» PROBLEM REQUIREMENTS
Scan each line of the records for the word "color" and extract the ones that have it.

- - - - - - -

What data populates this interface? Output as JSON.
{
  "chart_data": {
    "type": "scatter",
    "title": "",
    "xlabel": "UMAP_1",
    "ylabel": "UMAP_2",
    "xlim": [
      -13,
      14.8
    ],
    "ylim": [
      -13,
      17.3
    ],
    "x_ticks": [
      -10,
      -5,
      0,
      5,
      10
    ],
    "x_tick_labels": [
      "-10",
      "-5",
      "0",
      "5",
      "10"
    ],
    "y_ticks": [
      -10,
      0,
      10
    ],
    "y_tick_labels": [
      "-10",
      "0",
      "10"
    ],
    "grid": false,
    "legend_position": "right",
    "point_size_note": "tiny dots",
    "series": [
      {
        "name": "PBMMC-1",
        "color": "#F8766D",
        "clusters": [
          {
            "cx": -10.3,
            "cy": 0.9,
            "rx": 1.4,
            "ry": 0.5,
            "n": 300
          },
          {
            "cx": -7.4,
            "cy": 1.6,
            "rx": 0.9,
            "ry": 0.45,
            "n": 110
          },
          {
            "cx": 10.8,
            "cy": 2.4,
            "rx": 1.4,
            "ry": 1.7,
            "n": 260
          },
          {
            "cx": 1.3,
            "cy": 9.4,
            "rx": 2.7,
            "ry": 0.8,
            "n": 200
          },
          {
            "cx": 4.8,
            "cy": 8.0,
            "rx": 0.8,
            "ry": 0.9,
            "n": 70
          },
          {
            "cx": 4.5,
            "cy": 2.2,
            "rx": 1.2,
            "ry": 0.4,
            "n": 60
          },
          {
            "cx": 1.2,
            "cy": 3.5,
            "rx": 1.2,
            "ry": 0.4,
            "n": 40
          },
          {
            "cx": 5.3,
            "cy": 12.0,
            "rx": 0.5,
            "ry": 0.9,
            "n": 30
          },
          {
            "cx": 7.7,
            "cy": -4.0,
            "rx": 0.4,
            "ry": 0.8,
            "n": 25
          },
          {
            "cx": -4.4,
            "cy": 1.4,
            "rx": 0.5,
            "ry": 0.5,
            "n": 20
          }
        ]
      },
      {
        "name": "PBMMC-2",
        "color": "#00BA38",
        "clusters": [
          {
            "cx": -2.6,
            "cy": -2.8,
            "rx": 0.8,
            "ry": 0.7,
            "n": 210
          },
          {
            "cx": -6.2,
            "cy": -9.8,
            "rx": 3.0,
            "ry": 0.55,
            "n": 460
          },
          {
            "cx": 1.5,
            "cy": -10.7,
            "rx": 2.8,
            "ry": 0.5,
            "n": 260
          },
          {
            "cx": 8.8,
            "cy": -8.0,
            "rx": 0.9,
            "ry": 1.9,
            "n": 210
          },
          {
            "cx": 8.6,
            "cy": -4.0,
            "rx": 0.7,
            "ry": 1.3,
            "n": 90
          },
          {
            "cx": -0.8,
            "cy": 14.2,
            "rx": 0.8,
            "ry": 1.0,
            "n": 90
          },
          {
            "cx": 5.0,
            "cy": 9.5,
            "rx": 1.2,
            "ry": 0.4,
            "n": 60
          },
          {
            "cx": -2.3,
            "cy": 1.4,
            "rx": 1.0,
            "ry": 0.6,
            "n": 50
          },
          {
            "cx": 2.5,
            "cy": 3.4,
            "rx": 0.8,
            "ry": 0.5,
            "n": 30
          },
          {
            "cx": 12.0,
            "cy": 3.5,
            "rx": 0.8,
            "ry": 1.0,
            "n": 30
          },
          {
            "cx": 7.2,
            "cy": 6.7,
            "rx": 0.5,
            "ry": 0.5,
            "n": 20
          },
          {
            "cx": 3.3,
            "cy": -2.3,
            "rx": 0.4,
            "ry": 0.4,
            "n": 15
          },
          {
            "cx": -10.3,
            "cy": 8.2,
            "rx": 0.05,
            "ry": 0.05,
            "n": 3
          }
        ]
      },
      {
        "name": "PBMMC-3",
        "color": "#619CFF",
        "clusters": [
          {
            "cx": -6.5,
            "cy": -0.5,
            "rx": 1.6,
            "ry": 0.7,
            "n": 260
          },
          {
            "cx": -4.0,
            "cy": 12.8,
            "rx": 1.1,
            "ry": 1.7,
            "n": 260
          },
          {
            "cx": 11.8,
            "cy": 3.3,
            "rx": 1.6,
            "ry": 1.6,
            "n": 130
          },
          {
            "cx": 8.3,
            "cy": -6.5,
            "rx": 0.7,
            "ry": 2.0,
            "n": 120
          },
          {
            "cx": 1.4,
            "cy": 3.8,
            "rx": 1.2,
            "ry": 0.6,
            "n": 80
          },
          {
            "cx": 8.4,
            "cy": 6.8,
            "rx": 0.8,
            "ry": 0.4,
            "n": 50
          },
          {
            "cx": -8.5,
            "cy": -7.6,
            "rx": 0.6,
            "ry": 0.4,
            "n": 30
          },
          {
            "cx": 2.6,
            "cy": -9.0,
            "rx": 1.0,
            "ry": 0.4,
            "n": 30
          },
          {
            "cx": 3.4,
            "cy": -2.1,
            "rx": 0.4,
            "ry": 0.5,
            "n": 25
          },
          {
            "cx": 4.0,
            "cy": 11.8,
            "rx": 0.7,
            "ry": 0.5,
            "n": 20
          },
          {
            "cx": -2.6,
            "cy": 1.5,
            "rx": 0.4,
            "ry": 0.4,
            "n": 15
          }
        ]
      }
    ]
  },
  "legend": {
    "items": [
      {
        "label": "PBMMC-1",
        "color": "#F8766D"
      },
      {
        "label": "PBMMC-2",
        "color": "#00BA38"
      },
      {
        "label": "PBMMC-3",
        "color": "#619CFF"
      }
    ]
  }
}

- - - - - - -

» PROBLEM SOLUTION
        "color": "#F8766D",
        "color": "#00BA38",
        "color": "#619CFF",
        "color": "#F8766D"
        "color": "#00BA38"
        "color": "#619CFF"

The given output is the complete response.